*PROBLEM DETAILS*: Pull out every line with the word "style".

*DATA PROVIDED*:
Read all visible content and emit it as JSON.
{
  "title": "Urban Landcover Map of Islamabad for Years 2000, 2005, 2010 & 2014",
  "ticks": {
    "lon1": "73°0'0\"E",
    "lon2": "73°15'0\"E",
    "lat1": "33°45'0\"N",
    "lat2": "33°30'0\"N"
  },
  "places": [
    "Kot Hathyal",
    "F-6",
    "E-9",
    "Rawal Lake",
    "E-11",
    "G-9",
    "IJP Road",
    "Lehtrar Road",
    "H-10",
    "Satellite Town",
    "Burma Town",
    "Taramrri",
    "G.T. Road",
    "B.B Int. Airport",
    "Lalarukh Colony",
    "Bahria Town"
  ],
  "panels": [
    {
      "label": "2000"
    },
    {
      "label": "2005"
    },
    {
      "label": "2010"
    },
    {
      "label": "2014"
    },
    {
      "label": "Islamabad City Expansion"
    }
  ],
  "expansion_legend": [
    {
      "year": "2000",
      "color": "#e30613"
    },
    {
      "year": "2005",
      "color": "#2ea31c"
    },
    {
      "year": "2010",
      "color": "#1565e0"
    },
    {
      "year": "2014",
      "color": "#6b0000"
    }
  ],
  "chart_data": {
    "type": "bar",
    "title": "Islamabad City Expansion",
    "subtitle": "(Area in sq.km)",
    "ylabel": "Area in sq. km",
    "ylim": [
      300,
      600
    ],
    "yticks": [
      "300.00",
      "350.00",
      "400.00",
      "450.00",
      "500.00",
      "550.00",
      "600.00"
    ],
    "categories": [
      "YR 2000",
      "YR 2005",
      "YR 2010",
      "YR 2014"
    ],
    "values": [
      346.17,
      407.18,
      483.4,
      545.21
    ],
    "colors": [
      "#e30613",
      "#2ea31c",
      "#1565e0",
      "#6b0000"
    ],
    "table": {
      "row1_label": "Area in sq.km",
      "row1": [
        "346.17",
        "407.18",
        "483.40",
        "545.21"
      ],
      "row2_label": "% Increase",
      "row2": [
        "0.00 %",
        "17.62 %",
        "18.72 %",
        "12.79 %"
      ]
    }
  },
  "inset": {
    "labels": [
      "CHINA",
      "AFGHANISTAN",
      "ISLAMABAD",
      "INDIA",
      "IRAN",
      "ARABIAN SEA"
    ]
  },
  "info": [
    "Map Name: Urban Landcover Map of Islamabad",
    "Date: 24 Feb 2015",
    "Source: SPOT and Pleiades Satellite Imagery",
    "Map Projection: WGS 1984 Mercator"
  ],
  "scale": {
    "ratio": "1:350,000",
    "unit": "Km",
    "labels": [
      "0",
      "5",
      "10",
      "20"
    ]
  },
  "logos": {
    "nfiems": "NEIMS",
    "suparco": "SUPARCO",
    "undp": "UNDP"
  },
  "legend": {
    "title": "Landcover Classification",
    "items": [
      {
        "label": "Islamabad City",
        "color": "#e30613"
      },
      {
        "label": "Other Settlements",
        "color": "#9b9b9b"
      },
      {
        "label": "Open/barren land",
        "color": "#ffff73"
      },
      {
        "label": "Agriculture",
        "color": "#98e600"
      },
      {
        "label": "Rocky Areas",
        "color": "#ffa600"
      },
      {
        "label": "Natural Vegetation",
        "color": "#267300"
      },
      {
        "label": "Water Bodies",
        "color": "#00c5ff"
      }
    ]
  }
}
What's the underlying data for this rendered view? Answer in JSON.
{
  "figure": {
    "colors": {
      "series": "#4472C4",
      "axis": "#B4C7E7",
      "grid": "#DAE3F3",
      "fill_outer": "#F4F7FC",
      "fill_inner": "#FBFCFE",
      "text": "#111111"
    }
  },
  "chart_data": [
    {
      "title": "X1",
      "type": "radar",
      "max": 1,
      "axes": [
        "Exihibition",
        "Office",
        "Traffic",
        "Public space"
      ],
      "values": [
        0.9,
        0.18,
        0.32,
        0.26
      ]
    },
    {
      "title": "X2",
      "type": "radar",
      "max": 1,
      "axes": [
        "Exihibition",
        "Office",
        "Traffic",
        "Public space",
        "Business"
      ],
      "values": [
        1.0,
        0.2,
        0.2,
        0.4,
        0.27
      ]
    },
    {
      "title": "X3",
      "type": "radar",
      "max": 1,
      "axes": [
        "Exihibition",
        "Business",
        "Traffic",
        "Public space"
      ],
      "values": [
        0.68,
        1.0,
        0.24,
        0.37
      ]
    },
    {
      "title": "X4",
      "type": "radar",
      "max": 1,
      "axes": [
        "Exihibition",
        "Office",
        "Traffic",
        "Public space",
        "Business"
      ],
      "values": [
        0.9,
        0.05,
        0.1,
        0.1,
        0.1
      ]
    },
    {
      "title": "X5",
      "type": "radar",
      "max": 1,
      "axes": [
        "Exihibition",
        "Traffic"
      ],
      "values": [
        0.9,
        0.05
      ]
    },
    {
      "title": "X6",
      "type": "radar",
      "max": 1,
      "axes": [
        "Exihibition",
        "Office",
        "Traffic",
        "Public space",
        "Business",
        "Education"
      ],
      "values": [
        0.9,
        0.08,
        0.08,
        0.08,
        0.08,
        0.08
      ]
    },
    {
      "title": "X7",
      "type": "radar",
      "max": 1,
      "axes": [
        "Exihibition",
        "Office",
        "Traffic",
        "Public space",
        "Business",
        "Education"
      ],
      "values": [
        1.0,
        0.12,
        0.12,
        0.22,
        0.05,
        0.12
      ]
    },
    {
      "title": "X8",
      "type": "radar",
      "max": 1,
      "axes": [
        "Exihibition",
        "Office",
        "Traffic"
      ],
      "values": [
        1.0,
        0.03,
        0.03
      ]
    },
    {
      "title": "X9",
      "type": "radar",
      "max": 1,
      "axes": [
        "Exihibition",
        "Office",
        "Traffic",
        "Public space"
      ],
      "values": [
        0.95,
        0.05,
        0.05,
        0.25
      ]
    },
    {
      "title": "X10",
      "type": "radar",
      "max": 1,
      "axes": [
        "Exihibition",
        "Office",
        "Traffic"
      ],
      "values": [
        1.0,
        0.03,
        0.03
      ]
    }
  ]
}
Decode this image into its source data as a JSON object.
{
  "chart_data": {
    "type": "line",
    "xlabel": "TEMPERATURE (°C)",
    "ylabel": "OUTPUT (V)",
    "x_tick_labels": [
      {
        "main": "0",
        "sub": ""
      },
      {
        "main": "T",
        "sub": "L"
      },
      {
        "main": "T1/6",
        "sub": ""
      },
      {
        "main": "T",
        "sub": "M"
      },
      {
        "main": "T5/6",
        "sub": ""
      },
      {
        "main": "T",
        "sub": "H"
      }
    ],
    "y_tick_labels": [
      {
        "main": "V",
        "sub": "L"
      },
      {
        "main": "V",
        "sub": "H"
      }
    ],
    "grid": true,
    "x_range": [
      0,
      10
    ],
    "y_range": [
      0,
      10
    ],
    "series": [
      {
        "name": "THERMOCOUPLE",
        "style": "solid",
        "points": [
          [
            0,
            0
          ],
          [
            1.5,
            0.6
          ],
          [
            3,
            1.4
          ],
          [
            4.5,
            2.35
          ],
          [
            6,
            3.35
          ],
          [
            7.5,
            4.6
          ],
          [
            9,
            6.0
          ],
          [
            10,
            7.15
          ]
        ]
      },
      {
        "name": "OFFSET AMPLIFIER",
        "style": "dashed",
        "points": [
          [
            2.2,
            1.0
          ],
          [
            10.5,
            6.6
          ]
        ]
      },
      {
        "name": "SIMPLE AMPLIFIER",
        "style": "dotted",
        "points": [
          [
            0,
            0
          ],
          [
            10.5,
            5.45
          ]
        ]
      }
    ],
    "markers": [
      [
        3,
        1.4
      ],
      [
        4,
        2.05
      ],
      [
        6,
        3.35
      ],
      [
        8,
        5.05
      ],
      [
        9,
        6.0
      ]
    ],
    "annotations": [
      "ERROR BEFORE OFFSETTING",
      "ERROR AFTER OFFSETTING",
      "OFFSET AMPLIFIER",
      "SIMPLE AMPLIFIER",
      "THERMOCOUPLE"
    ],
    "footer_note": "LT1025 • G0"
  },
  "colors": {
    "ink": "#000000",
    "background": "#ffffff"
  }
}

*CORRECT RESPONSE*:
        "style": "solid",
        "style": "dashed",
        "style": "dotted",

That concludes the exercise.